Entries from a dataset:
------------------------------

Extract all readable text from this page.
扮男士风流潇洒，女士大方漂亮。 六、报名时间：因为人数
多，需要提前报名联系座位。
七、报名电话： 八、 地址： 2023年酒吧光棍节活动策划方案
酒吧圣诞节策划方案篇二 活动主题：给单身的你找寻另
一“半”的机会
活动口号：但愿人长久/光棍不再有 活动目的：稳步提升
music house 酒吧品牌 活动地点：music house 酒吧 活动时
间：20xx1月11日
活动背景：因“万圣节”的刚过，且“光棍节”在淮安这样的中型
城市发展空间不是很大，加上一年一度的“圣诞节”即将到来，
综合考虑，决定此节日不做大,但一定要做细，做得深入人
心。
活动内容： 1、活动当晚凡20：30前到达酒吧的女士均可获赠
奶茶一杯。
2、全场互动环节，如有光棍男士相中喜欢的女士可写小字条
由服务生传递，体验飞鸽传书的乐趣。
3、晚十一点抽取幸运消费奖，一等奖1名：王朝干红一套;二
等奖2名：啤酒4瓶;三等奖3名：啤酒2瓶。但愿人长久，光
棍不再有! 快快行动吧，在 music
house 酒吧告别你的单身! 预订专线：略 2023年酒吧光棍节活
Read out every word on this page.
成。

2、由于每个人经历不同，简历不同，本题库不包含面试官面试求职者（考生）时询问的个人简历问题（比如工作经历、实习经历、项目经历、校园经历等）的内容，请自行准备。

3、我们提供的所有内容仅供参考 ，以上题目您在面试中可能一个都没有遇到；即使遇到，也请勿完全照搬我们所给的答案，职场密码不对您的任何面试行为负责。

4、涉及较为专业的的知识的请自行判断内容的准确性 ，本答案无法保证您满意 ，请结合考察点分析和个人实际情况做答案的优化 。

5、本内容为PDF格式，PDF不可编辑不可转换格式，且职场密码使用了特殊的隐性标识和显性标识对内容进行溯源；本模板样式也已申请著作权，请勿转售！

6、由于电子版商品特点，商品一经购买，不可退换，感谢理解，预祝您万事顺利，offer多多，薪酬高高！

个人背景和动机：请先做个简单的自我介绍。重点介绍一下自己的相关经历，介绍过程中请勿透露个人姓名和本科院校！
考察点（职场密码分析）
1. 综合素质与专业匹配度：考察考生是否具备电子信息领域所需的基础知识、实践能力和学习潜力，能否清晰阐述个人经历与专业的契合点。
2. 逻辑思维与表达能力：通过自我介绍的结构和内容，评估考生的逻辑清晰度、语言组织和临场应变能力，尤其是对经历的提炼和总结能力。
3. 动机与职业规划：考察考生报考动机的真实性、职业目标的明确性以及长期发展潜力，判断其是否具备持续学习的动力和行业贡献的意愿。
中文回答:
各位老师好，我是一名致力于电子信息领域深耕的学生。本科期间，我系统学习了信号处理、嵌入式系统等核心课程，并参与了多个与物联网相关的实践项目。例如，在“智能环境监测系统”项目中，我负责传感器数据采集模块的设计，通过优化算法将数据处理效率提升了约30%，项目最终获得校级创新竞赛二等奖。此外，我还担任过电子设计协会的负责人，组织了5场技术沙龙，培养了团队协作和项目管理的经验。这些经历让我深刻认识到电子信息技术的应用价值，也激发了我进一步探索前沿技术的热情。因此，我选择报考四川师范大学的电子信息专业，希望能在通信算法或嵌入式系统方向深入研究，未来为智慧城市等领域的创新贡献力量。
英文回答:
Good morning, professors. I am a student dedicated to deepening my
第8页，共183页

------------------------------

Transcribe the material exactly as it reads.

The completed task:
Extract all readable text from this page.
扮男士风流潇洒，女士大方漂亮。 六、报名时间：因为人数
多，需要提前报名联系座位。
七、报名电话： 八、 地址： 2023年酒吧光棍节活动策划方案
酒吧圣诞节策划方案篇二 活动主题：给单身的你找寻另
一“半”的机会
活动口号：但愿人长久/光棍不再有 活动目的：稳步提升
music house 酒吧品牌 活动地点：music house 酒吧 活动时
间：20xx1月11日
活动背景：因“万圣节”的刚过，且“光棍节”在淮安这样的中型
城市发展空间不是很大，加上一年一度的“圣诞节”即将到来，
综合考虑，决定此节日不做大,但一定要做细，做得深入人
心。
活动内容： 1、活动当晚凡20：30前到达酒吧的女士均可获赠
奶茶一杯。
2、全场互动环节，如有光棍男士相中喜欢的女士可写小字条
由服务生传递，体验飞鸽传书的乐趣。
3、晚十一点抽取幸运消费奖，一等奖1名：王朝干红一套;二
等奖2名：啤酒4瓶;三等奖3名：啤酒2瓶。但愿人长久，光
棍不再有! 快快行动吧，在 music
house 酒吧告别你的单身! 预订专线：略 2023年酒吧光棍节活
Read out every word on this page.
成。

2、由于每个人经历不同，简历不同，本题库不包含面试官面试求职者（考生）时询问的个人简历问题（比如工作经历、实习经历、项目经历、校园经历等）的内容，请自行准备。

3、我们提供的所有内容仅供参考 ，以上题目您在面试中可能一个都没有遇到；即使遇到，也请勿完全照搬我们所给的答案，职场密码不对您的任何面试行为负责。

4、涉及较为专业的的知识的请自行判断内容的准确性 ，本答案无法保证您满意 ，请结合考察点分析和个人实际情况做答案的优化 。

5、本内容为PDF格式，PDF不可编辑不可转换格式，且职场密码使用了特殊的隐性标识和显性标识对内容进行溯源；本模板样式也已申请著作权，请勿转售！

6、由于电子版商品特点，商品一经购买，不可退换，感谢理解，预祝您万事顺利，offer多多，薪酬高高！

个人背景和动机：请先做个简单的自我介绍。重点介绍一下自己的相关经历，介绍过程中请勿透露个人姓名和本科院校！
考察点（职场密码分析）
1. 综合素质与专业匹配度：考察考生是否具备电子信息领域所需的基础知识、实践能力和学习潜力，能否清晰阐述个人经历与专业的契合点。
2. 逻辑思维与表达能力：通过自我介绍的结构和内容，评估考生的逻辑清晰度、语言组织和临场应变能力，尤其是对经历的提炼和总结能力。
3. 动机与职业规划：考察考生报考动机的真实性、职业目标的明确性以及长期发展潜力，判断其是否具备持续学习的动力和行业贡献的意愿。
中文回答:
各位老师好，我是一名致力于电子信息领域深耕的学生。本科期间，我系统学习了信号处理、嵌入式系统等核心课程，并参与了多个与物联网相关的实践项目。例如，在“智能环境监测系统”项目中，我负责传感器数据采集模块的设计，通过优化算法将数据处理效率提升了约30%，项目最终获得校级创新竞赛二等奖。此外，我还担任过电子设计协会的负责人，组织了5场技术沙龙，培养了团队协作和项目管理的经验。这些经历让我深刻认识到电子信息技术的应用价值，也激发了我进一步探索前沿技术的热情。因此，我选择报考四川师范大学的电子信息专业，希望能在通信算法或嵌入式系统方向深入研究，未来为智慧城市等领域的创新贡献力量。
英文回答:
Good morning, professors. I am a student dedicated to deepening my
第8页，共183页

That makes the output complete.